Dataset items:

• • • •

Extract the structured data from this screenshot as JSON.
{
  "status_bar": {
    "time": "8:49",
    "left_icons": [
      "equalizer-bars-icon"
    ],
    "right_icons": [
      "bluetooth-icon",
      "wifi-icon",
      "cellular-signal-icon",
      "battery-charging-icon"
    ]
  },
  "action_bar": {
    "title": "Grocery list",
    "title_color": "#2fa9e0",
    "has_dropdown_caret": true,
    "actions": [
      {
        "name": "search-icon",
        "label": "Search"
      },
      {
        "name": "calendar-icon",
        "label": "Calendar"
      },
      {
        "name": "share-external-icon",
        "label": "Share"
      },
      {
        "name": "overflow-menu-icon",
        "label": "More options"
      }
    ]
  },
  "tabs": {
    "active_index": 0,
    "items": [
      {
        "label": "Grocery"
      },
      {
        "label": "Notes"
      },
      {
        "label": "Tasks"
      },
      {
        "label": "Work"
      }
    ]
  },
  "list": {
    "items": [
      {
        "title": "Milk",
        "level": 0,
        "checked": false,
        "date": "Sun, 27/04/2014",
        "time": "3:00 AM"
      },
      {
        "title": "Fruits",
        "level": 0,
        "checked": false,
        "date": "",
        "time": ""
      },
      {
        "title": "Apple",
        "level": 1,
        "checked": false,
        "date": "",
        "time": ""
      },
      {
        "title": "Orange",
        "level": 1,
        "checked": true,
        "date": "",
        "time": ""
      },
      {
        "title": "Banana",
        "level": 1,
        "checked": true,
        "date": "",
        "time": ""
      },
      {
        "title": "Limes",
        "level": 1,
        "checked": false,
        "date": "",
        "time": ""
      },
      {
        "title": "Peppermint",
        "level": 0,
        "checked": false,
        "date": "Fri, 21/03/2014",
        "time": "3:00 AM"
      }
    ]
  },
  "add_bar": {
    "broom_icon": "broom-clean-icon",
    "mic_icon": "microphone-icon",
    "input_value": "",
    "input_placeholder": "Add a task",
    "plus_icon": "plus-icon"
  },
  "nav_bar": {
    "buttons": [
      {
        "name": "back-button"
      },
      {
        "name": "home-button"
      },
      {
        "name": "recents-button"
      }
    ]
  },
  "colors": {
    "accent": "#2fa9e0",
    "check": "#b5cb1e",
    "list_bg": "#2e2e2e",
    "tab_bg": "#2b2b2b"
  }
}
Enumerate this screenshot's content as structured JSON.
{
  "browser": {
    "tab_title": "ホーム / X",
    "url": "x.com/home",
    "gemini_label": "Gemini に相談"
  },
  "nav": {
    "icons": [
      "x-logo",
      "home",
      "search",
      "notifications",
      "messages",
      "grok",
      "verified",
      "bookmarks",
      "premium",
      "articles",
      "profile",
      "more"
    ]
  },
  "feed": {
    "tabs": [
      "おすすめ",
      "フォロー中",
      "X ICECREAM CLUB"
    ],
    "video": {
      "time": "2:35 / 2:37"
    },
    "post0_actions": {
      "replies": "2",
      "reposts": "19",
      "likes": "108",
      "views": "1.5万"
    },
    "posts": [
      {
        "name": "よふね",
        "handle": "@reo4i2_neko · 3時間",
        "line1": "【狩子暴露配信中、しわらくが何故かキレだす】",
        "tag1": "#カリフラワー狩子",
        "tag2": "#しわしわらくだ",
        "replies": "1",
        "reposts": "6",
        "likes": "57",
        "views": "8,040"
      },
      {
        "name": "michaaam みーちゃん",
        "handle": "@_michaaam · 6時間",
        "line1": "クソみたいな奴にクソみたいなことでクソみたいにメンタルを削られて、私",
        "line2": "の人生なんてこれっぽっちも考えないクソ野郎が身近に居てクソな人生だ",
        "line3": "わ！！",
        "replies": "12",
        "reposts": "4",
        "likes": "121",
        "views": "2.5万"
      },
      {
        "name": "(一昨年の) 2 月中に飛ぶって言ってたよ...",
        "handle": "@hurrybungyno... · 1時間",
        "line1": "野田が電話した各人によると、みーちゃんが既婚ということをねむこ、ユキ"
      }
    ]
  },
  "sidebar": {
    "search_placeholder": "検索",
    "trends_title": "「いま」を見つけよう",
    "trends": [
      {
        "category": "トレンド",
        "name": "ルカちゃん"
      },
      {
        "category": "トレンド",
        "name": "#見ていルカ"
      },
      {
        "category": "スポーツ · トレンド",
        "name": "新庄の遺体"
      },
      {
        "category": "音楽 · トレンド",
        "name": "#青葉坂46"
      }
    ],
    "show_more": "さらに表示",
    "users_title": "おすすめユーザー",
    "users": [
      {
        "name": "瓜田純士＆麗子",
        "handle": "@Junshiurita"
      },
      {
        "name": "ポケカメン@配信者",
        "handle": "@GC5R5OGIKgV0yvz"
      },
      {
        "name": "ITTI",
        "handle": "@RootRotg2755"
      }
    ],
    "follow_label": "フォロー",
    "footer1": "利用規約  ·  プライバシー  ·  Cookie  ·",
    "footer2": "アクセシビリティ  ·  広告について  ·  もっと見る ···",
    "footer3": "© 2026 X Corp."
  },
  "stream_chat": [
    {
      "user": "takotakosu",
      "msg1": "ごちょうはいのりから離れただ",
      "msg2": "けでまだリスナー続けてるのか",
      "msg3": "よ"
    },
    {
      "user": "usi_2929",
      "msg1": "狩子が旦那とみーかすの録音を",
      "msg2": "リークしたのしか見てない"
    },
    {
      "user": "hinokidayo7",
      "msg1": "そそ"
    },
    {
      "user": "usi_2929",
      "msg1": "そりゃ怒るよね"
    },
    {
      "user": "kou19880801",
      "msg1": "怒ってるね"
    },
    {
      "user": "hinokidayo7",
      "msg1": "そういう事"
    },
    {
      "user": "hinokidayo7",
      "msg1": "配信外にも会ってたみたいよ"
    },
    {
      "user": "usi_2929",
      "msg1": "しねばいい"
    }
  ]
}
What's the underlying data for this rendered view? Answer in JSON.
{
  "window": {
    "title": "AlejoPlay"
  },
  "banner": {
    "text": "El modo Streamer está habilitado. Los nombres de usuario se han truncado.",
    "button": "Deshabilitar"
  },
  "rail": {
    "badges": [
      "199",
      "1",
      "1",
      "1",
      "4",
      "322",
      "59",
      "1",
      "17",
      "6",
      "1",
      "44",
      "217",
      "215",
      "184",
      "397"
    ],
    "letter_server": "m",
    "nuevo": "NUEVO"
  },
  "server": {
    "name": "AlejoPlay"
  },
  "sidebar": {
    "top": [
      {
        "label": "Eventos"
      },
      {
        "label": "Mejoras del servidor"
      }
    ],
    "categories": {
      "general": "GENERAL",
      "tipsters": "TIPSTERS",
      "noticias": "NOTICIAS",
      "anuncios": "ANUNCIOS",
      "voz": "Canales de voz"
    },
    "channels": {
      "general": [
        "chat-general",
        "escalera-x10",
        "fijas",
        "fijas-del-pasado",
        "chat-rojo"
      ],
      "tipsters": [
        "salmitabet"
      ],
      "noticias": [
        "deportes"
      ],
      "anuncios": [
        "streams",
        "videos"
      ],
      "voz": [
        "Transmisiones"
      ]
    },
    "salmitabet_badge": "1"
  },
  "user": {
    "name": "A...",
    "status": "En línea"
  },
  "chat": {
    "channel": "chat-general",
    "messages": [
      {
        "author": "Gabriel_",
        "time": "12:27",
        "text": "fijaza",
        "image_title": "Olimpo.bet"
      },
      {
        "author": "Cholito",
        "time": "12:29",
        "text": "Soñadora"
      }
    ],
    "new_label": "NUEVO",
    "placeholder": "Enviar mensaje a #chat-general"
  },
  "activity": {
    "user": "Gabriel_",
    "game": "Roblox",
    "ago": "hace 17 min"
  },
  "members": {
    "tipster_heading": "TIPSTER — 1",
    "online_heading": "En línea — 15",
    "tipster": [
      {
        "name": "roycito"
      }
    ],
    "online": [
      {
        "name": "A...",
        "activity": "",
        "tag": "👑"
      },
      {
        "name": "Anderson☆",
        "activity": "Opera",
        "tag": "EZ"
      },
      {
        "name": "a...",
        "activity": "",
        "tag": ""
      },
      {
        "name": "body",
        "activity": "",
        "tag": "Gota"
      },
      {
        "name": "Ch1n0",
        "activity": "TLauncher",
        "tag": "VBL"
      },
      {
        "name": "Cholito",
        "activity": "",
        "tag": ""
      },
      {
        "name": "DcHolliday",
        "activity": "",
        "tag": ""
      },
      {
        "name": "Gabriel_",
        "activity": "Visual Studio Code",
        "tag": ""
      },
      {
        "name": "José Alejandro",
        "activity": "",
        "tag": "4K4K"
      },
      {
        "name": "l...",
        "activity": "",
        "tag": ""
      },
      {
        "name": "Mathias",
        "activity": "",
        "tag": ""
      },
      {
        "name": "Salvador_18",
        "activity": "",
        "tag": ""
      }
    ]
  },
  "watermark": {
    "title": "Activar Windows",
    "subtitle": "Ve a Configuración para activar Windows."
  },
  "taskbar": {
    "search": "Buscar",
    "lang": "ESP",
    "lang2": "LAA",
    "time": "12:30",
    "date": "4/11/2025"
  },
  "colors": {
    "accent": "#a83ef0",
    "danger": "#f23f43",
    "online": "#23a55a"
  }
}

• • • •

# [PROBLEM TO SOLVE]
Copy out every line from the data above that has "structured" in it.

# [RESPONSE FOR THIS EXERCISE]
Extract the structured data from this screenshot as JSON.
Enumerate this screenshot's content as structured JSON.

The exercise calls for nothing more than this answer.